[Provided passage]
========================
Check if an OS X user is an administrator?

In a script, how can I check if user "Bill" is a member of the admin group (group 80)?

I plan to use this in a script to check if he is and if he is not, make him an admin user.


Another way:

if groups username | grep -q -w admin; 
then 
    echo "Is admin"; 
else 
    echo "Not admin"; 
fi
  • groups username will show all username groups.
  • grep -q -w admin will search (without output -q) for word admin in the list of username groups.

As suggest by David Koontz, groups has been obsoleted by id utility. So, the if sentence should looks like the following to do the same:

if id -Gn username | grep -q -w admin;

See the man page for id.

id -G user 

will output a space delimited list of groups for a particular user. You'd have to detect 80 in the output list.


Here is a simple script to check if the user is in the admin group and if not adds him:

#!/bin/bash

echo "This script will add a non-admin user to the admin group"
echo "Please enter username"
========================
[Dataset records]
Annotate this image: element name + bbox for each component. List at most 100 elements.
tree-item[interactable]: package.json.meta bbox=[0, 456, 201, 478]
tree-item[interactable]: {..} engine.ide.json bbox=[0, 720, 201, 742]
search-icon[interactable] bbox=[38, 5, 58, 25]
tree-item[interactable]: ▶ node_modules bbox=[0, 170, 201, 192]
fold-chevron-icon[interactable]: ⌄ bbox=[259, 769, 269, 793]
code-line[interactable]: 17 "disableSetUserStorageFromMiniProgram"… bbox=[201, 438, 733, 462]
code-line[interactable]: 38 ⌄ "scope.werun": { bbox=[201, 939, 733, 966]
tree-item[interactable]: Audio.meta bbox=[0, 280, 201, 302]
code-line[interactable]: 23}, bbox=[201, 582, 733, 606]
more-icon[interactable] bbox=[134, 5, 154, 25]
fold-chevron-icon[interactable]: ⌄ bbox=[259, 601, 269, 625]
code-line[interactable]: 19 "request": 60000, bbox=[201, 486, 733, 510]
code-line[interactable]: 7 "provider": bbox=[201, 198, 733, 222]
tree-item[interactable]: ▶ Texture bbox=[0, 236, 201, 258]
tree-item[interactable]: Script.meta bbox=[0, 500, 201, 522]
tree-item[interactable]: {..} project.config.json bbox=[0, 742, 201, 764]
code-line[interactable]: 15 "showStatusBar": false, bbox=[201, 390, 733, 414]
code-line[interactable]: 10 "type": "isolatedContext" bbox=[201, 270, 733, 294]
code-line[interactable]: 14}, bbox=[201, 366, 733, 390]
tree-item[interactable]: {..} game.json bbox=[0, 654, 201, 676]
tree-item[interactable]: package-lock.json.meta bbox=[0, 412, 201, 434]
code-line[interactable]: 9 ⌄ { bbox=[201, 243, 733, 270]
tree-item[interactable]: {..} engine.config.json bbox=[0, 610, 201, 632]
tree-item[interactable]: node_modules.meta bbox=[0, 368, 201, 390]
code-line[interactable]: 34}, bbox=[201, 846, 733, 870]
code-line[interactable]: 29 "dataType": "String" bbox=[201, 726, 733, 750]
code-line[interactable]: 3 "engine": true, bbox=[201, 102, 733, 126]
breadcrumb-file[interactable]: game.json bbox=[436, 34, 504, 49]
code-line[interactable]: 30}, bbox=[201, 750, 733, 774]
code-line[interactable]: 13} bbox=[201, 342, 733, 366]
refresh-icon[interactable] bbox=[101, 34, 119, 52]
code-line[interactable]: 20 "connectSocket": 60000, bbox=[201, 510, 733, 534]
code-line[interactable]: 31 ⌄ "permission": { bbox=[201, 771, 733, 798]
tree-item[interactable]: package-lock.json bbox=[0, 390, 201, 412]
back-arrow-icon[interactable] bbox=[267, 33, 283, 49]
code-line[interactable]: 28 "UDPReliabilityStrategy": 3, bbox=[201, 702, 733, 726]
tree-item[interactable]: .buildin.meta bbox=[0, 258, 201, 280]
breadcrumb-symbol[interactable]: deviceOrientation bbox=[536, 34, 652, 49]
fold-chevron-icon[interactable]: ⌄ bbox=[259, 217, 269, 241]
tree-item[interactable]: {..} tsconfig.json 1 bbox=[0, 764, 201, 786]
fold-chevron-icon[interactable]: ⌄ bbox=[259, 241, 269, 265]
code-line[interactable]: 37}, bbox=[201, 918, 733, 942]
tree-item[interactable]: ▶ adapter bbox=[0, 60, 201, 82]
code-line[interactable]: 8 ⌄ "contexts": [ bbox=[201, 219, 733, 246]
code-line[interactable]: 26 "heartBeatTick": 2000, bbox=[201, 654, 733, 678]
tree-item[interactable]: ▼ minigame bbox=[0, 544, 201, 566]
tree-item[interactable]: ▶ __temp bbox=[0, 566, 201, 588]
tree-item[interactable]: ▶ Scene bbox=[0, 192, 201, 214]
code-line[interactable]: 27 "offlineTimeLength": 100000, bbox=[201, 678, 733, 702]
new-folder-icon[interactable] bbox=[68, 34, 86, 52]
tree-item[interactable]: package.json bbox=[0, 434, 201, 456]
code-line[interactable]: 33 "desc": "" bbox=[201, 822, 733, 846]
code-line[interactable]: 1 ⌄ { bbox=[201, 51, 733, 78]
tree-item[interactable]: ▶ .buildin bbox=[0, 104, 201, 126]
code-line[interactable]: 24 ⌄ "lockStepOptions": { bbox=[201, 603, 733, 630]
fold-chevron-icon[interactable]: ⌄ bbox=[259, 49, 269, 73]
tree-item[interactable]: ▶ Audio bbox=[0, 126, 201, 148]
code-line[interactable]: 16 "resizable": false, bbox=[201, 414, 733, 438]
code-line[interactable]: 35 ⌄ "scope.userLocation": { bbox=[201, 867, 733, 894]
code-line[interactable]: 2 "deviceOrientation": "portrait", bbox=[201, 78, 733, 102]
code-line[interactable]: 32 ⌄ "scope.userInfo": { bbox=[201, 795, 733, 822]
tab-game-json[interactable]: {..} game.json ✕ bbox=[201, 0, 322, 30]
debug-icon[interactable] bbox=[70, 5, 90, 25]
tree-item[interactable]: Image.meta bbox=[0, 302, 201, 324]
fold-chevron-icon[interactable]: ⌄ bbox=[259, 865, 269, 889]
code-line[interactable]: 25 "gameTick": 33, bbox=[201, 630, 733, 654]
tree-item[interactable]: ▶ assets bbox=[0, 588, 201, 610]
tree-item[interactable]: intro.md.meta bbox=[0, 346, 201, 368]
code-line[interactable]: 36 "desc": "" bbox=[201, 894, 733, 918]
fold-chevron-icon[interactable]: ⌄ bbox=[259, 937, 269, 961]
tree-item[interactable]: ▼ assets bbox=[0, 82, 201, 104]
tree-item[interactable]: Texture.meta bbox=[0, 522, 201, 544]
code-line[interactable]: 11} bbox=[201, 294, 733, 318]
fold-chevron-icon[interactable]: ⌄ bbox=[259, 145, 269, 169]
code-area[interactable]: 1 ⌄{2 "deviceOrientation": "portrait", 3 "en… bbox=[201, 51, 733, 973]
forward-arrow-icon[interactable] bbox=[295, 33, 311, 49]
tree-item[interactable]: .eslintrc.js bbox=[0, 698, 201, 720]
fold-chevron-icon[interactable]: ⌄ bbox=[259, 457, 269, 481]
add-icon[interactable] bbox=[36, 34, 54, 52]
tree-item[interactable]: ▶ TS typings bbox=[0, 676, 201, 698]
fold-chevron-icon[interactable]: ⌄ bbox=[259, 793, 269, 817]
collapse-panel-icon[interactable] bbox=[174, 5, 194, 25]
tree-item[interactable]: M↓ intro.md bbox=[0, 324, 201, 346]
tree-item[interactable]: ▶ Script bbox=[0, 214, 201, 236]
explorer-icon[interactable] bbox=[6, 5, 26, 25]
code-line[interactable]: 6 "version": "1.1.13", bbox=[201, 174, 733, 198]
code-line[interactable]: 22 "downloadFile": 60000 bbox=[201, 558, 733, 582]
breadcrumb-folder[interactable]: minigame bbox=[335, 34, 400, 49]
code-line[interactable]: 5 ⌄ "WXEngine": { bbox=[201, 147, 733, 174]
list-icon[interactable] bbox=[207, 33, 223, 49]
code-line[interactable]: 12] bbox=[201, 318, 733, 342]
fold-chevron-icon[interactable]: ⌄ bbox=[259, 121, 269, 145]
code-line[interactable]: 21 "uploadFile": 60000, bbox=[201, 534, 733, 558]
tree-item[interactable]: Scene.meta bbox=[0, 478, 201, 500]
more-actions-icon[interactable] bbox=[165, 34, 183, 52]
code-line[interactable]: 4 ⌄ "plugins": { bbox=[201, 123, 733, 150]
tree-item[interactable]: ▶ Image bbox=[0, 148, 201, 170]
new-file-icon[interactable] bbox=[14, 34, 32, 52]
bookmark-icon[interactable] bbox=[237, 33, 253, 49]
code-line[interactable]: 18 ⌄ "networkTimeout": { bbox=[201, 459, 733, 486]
========================
[Activity A] In the passage on checking whether an OS X user is an administrator, which utility has made the groups command obsolete?
[Activity B] Carry on the passage about checking whether an OS X user is an administrator, starting after its last line.

[Exercise output A] The id utility.

[Exercise output B]
read username
if groups $username | grep -q -w admin; 
    then 
        echo "User '$username' already is in the admin group"; 
    else 
        dscl . -append /Groups/admin GroupMembership $username;
    echo "User '$username' has been added to the admin group!"; 
    echo "Please restart your Mac to apply the changes."; 
fi

Save the script somewhere and make it executable by opening Terminal and entering:

chmod 755 /path/to/script

Run the script with sudo /path/to/script.

Since the default Mac admin of a server OS is a member of several admin groups (e.g. _lpadmin, access_bpf, _appserveradm etc) you might add them as well in the script.

Example:

add the following line to the script to add the user to the 'App Server Admins' group

 dscl . -append /Groups/_appserveradm GroupMembership $username;

To improve the script you might also add a condition to check if the entered user does exist at all.